> _The exercise_: Return a copy of each line that holds the string "timestamp".

(Dataset records)
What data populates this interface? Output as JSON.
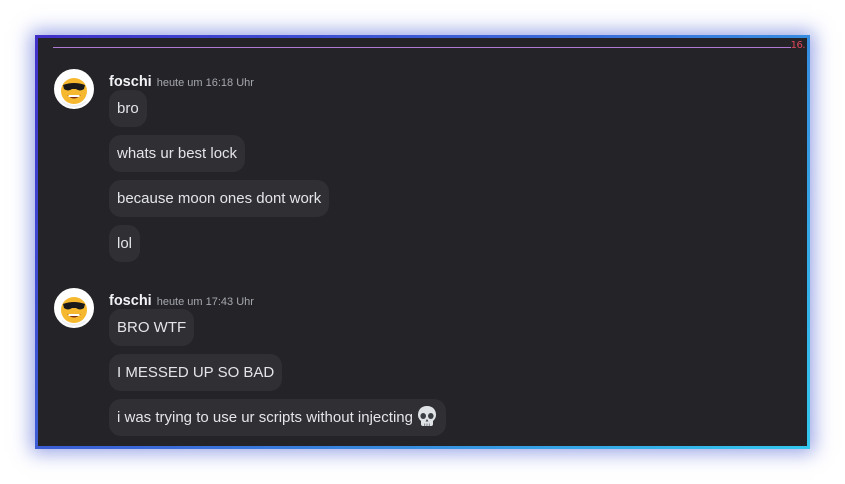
{
  "divider": {
    "date_label": "16."
  },
  "groups": [
    {
      "username": "foschi",
      "timestamp": "heute um 16:18 Uhr",
      "messages": [
        {
          "text": "bro"
        },
        {
          "text": "whats ur best lock"
        },
        {
          "text": "because moon ones dont work"
        },
        {
          "text": "lol"
        }
      ]
    },
    {
      "username": "foschi",
      "timestamp": "heute um 17:43 Uhr",
      "messages": [
        {
          "text": "BRO WTF"
        },
        {
          "text": "I MESSED UP SO BAD"
        },
        {
          "text": "i was trying to use ur scripts without injecting",
          "emoji": "skull-emoji"
        }
      ]
    }
  ],
  "colors": {
    "background": "#242428",
    "bubble": "#303034",
    "divider": "#b07ad4",
    "date_label": "#e0465a",
    "frame_gradient_start": "#4030c8",
    "frame_gradient_end": "#33c8ee"
  }
}
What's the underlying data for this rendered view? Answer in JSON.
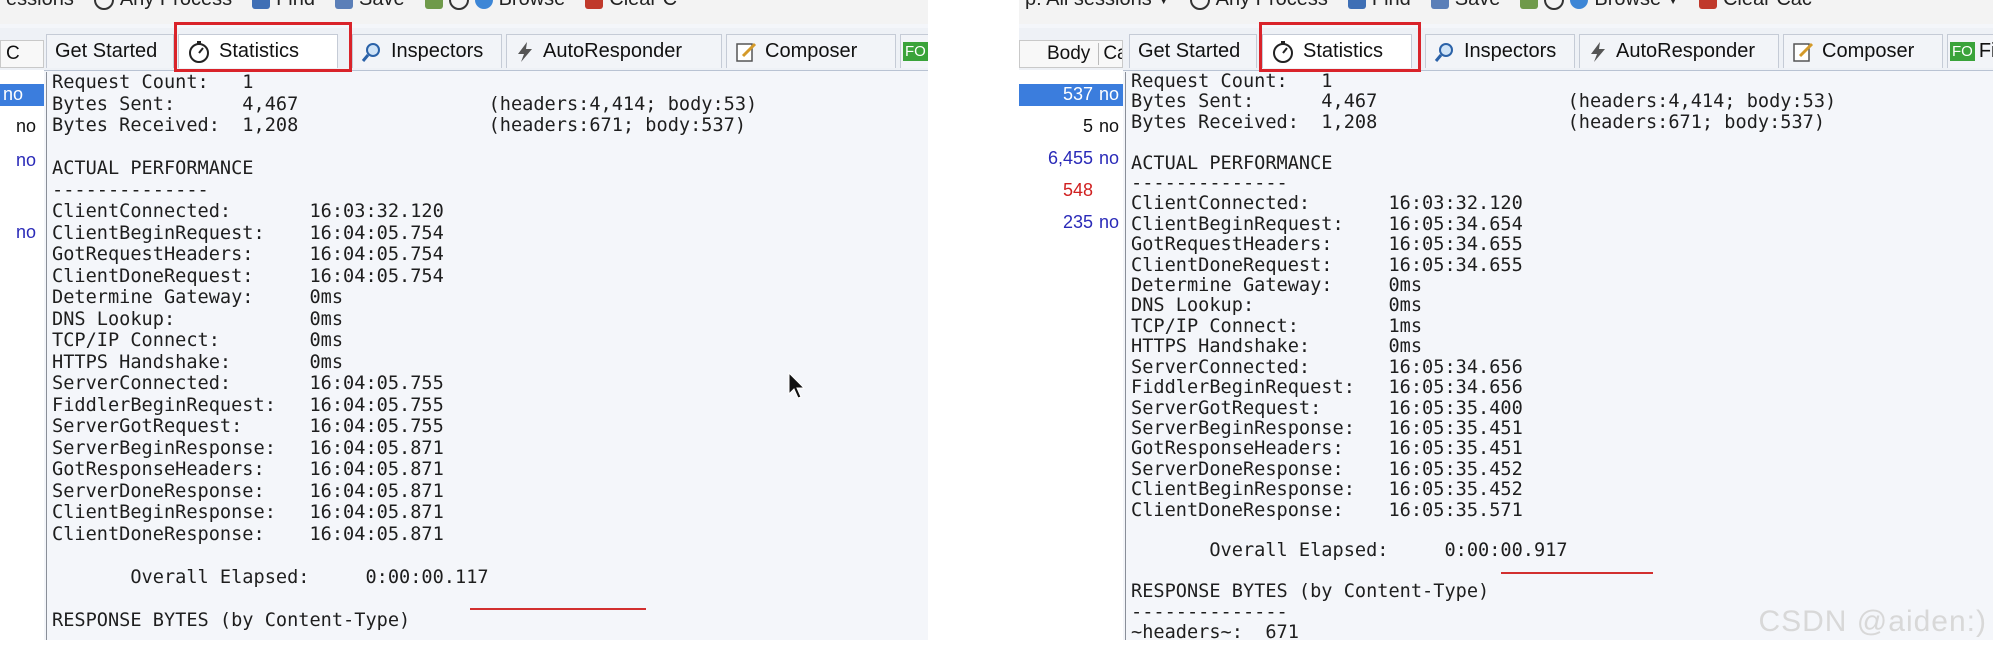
{
  "left": {
    "toolbar": [
      "essions",
      "Any Process",
      "Find",
      "Save",
      "Browse",
      "Clear C"
    ],
    "grid_header": "C",
    "side_rows": [
      {
        "text": "no",
        "selected": true
      },
      {
        "text": "no",
        "selected": false
      },
      {
        "text": "no",
        "selected": false
      },
      {
        "text": "no",
        "selected": false
      }
    ],
    "tabs": [
      "Get Started",
      "Statistics",
      "Inspectors",
      "AutoResponder",
      "Composer",
      "FO"
    ],
    "stats_lines": [
      "Request Count:   1",
      "Bytes Sent:      4,467                 (headers:4,414; body:53)",
      "Bytes Received:  1,208                 (headers:671; body:537)",
      "",
      "ACTUAL PERFORMANCE",
      "--------------",
      "ClientConnected:       16:03:32.120",
      "ClientBeginRequest:    16:04:05.754",
      "GotRequestHeaders:     16:04:05.754",
      "ClientDoneRequest:     16:04:05.754",
      "Determine Gateway:     0ms",
      "DNS Lookup:            0ms",
      "TCP/IP Connect:        0ms",
      "HTTPS Handshake:       0ms",
      "ServerConnected:       16:04:05.755",
      "FiddlerBeginRequest:   16:04:05.755",
      "ServerGotRequest:      16:04:05.755",
      "ServerBeginResponse:   16:04:05.871",
      "GotResponseHeaders:    16:04:05.871",
      "ServerDoneResponse:    16:04:05.871",
      "ClientBeginResponse:   16:04:05.871",
      "ClientDoneResponse:    16:04:05.871",
      "",
      "       Overall Elapsed:     0:00:00.117",
      "",
      "RESPONSE BYTES (by Content-Type)"
    ]
  },
  "right": {
    "toolbar": [
      "p: All sessions",
      "Any Process",
      "Find",
      "Save",
      "Browse",
      "Clear Cac"
    ],
    "grid_header": [
      "Body",
      "Ca"
    ],
    "side_rows": [
      {
        "value": "537",
        "suffix": "no",
        "color": "#ffffff",
        "selected": true
      },
      {
        "value": "5",
        "suffix": "no",
        "color": "#111111",
        "selected": false
      },
      {
        "value": "6,455",
        "suffix": "no",
        "color": "#2a2ab8",
        "selected": false
      },
      {
        "value": "548",
        "suffix": "",
        "color": "#d02020",
        "selected": false
      },
      {
        "value": "235",
        "suffix": "no",
        "color": "#2a2ab8",
        "selected": false
      }
    ],
    "tabs": [
      "Get Started",
      "Statistics",
      "Inspectors",
      "AutoResponder",
      "Composer",
      "Fi"
    ],
    "stats_lines": [
      "Request Count:   1",
      "Bytes Sent:      4,467                 (headers:4,414; body:53)",
      "Bytes Received:  1,208                 (headers:671; body:537)",
      "",
      "ACTUAL PERFORMANCE",
      "--------------",
      "ClientConnected:       16:03:32.120",
      "ClientBeginRequest:    16:05:34.654",
      "GotRequestHeaders:     16:05:34.655",
      "ClientDoneRequest:     16:05:34.655",
      "Determine Gateway:     0ms",
      "DNS Lookup:            0ms",
      "TCP/IP Connect:        1ms",
      "HTTPS Handshake:       0ms",
      "ServerConnected:       16:05:34.656",
      "FiddlerBeginRequest:   16:05:34.656",
      "ServerGotRequest:      16:05:35.400",
      "ServerBeginResponse:   16:05:35.451",
      "GotResponseHeaders:    16:05:35.451",
      "ServerDoneResponse:    16:05:35.452",
      "ClientBeginResponse:   16:05:35.452",
      "ClientDoneResponse:    16:05:35.571",
      "",
      "       Overall Elapsed:     0:00:00.917",
      "",
      "RESPONSE BYTES (by Content-Type)",
      "--------------",
      "~headers~:  671"
    ]
  },
  "watermark": "CSDN @aiden:)",
  "colors": {
    "highlight": "#d9232a",
    "selection": "#3b7ddd",
    "link_blue": "#2a2ab8",
    "error_red": "#d02020"
  }
}
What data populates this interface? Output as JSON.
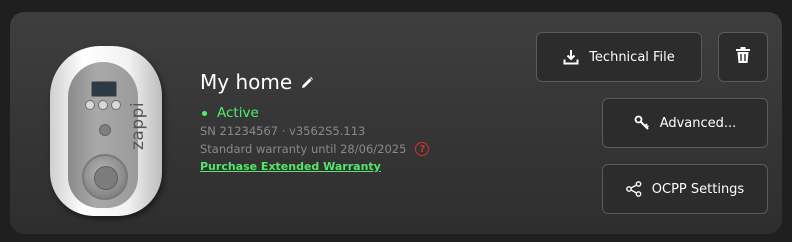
{
  "device": {
    "name": "My home",
    "brand_text": "zappi",
    "status": "Active",
    "serial_line": "SN 21234567 · v3562S5.113",
    "warranty_text": "Standard warranty until 28/06/2025",
    "purchase_link": "Purchase Extended Warranty"
  },
  "actions": {
    "technical_file": "Technical File",
    "advanced": "Advanced...",
    "ocpp_settings": "OCPP Settings"
  },
  "icons": {
    "edit": "pencil-icon",
    "help": "help-icon",
    "download": "download-icon",
    "delete": "trash-icon",
    "advanced": "key-icon",
    "ocpp": "share-nodes-icon"
  },
  "colors": {
    "status_active": "#4ef06a",
    "link": "#52e86a",
    "help": "#cc3333",
    "card_bg": "#353535"
  }
}
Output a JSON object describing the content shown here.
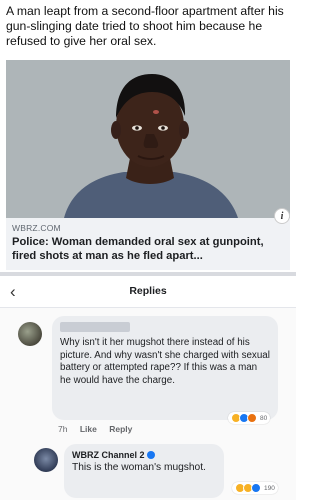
{
  "headline": {
    "text": "A man leapt from a second-floor apartment after his gun-slinging date tried to shoot him because he refused to give her oral sex."
  },
  "link_preview": {
    "source": "WBRZ.COM",
    "title": "Police: Woman demanded oral sex at gunpoint, fired shots at man as he fled apart...",
    "info_icon": "i"
  },
  "replies_header": {
    "back_icon": "‹",
    "title": "Replies"
  },
  "comment": {
    "text": "Why isn't it her mugshot there instead of his picture. And why wasn't she charged with sexual battery or attempted rape?? If this was a man he would have the charge.",
    "time": "7h",
    "like_label": "Like",
    "reply_label": "Reply",
    "reaction_count": "80"
  },
  "reply": {
    "author": "WBRZ Channel 2",
    "text": "This is the woman's mugshot.",
    "reaction_count": "190"
  },
  "colors": {
    "facebook_blue": "#1877f2",
    "bubble_bg": "#ebedf0",
    "card_bg": "#f0f2f5"
  }
}
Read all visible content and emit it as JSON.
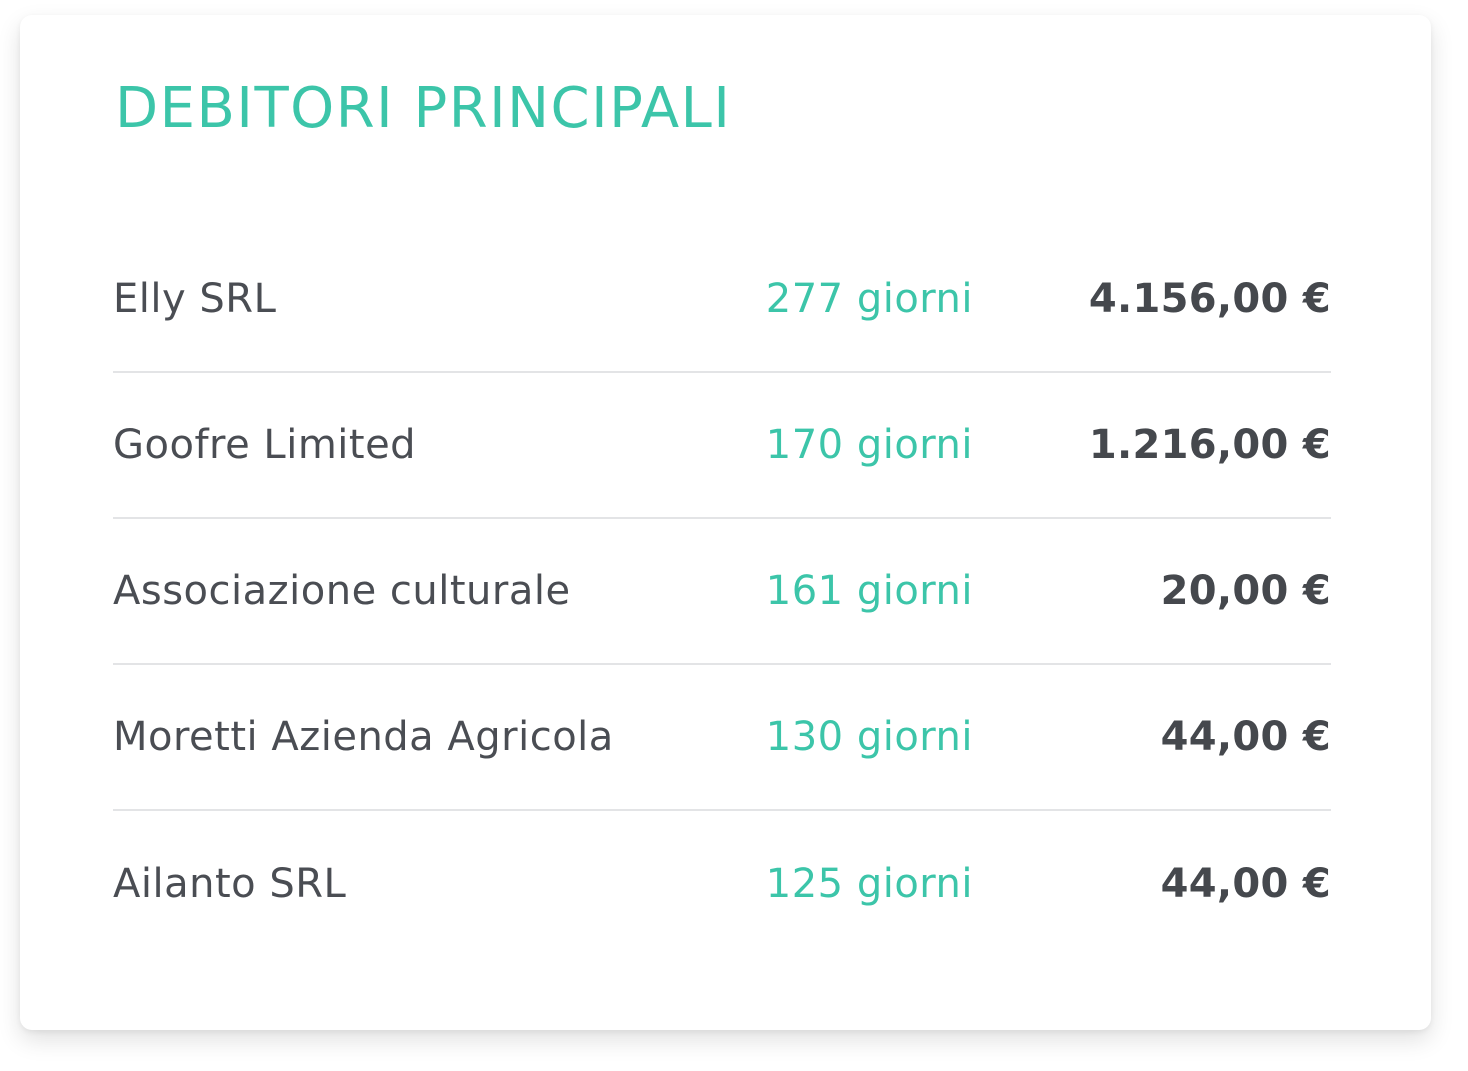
{
  "colors": {
    "accent": "#3cc5a9",
    "text": "#4a4d53",
    "divider": "#e3e4e6",
    "background": "#ffffff"
  },
  "widget": {
    "title": "DEBITORI PRINCIPALI",
    "debtors": [
      {
        "name": "Elly SRL",
        "days": "277 giorni",
        "amount": "4.156,00 €"
      },
      {
        "name": "Goofre Limited",
        "days": "170 giorni",
        "amount": "1.216,00 €"
      },
      {
        "name": "Associazione culturale",
        "days": "161 giorni",
        "amount": "20,00 €"
      },
      {
        "name": "Moretti Azienda Agricola",
        "days": "130 giorni",
        "amount": "44,00 €"
      },
      {
        "name": "Ailanto SRL",
        "days": "125 giorni",
        "amount": "44,00 €"
      }
    ]
  }
}
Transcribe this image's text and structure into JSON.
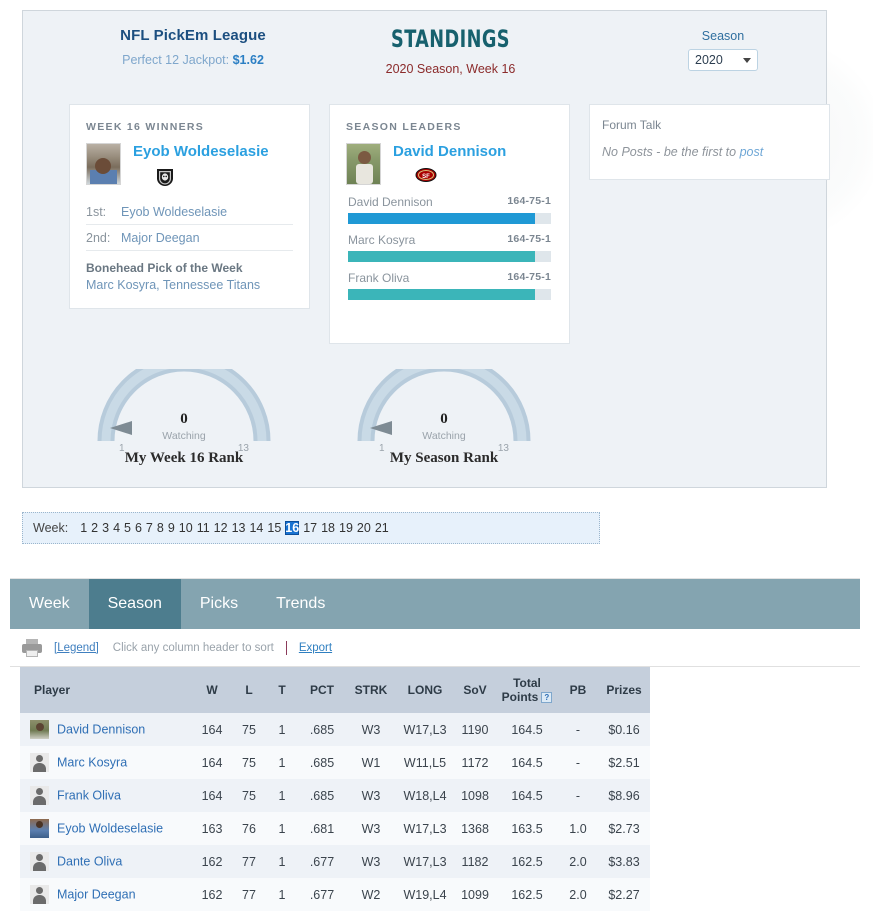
{
  "header": {
    "league_name": "NFL PickEm League",
    "jackpot_label": "Perfect 12 Jackpot:",
    "jackpot_value": "$1.62",
    "title": "STANDINGS",
    "subtitle": "2020 Season, Week 16",
    "season_label": "Season",
    "season_value": "2020",
    "caret_icon": "chevron-down-icon"
  },
  "winners_card": {
    "title": "WEEK 16 WINNERS",
    "feature_name": "Eyob Woldeselasie",
    "feature_team": "Las Vegas Raiders",
    "places": [
      {
        "rank": "1st:",
        "name": "Eyob Woldeselasie"
      },
      {
        "rank": "2nd:",
        "name": "Major Deegan"
      }
    ],
    "bonehead_title": "Bonehead Pick of the Week",
    "bonehead_text": "Marc Kosyra, Tennessee Titans"
  },
  "leaders_card": {
    "title": "SEASON LEADERS",
    "feature_name": "David Dennison",
    "feature_team": "San Francisco 49ers",
    "bars": [
      {
        "name": "David Dennison",
        "record": "164-75-1",
        "pct": 92,
        "color": "#1f99d5"
      },
      {
        "name": "Marc Kosyra",
        "record": "164-75-1",
        "pct": 92,
        "color": "#3bb5b9"
      },
      {
        "name": "Frank Oliva",
        "record": "164-75-1",
        "pct": 92,
        "color": "#3bb5b9"
      }
    ]
  },
  "forum_card": {
    "title": "Forum Talk",
    "empty_text": "No Posts - be the first to",
    "link_text": "post"
  },
  "gauges": [
    {
      "name": "week",
      "value": "0",
      "sub": "Watching",
      "min": "1",
      "max": "13",
      "title": "My Week 16 Rank"
    },
    {
      "name": "season",
      "value": "0",
      "sub": "Watching",
      "min": "1",
      "max": "13",
      "title": "My Season Rank"
    }
  ],
  "week_strip": {
    "label": "Week:",
    "weeks": [
      "1",
      "2",
      "3",
      "4",
      "5",
      "6",
      "7",
      "8",
      "9",
      "10",
      "11",
      "12",
      "13",
      "14",
      "15",
      "16",
      "17",
      "18",
      "19",
      "20",
      "21"
    ],
    "active": "16"
  },
  "tabs": [
    {
      "label": "Week",
      "active": false
    },
    {
      "label": "Season",
      "active": true
    },
    {
      "label": "Picks",
      "active": false
    },
    {
      "label": "Trends",
      "active": false
    }
  ],
  "toolbar": {
    "print_icon": "printer-icon",
    "legend_label": "[Legend]",
    "hint": "Click any column header to sort",
    "export_label": "Export"
  },
  "table": {
    "columns": [
      "Player",
      "W",
      "L",
      "T",
      "PCT",
      "STRK",
      "LONG",
      "SoV",
      "Total Points",
      "PB",
      "Prizes"
    ],
    "help_icon_column": "Total Points",
    "rows": [
      {
        "avatar": "photo1",
        "player": "David Dennison",
        "W": "164",
        "L": "75",
        "T": "1",
        "PCT": ".685",
        "STRK": "W3",
        "LONG": "W17,L3",
        "SoV": "1190",
        "TotalPoints": "164.5",
        "PB": "-",
        "Prizes": "$0.16"
      },
      {
        "avatar": "silh",
        "player": "Marc Kosyra",
        "W": "164",
        "L": "75",
        "T": "1",
        "PCT": ".685",
        "STRK": "W1",
        "LONG": "W11,L5",
        "SoV": "1172",
        "TotalPoints": "164.5",
        "PB": "-",
        "Prizes": "$2.51"
      },
      {
        "avatar": "silh",
        "player": "Frank Oliva",
        "W": "164",
        "L": "75",
        "T": "1",
        "PCT": ".685",
        "STRK": "W3",
        "LONG": "W18,L4",
        "SoV": "1098",
        "TotalPoints": "164.5",
        "PB": "-",
        "Prizes": "$8.96"
      },
      {
        "avatar": "photo2",
        "player": "Eyob Woldeselasie",
        "W": "163",
        "L": "76",
        "T": "1",
        "PCT": ".681",
        "STRK": "W3",
        "LONG": "W17,L3",
        "SoV": "1368",
        "TotalPoints": "163.5",
        "PB": "1.0",
        "Prizes": "$2.73"
      },
      {
        "avatar": "silh",
        "player": "Dante Oliva",
        "W": "162",
        "L": "77",
        "T": "1",
        "PCT": ".677",
        "STRK": "W3",
        "LONG": "W17,L3",
        "SoV": "1182",
        "TotalPoints": "162.5",
        "PB": "2.0",
        "Prizes": "$3.83"
      },
      {
        "avatar": "silh",
        "player": "Major Deegan",
        "W": "162",
        "L": "77",
        "T": "1",
        "PCT": ".677",
        "STRK": "W2",
        "LONG": "W19,L4",
        "SoV": "1099",
        "TotalPoints": "162.5",
        "PB": "2.0",
        "Prizes": "$2.27"
      }
    ]
  },
  "colors": {
    "panel_bg": "#eef2f6",
    "accent_teal": "#17616e",
    "tab_bar": "#84a4b0",
    "tab_active": "#4d7d8e",
    "week_active": "#1a73d2",
    "link": "#2f6fb5"
  }
}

> _The output_:
      "timestamp": "heute um 16:18 Uhr",
      "timestamp": "heute um 17:43 Uhr",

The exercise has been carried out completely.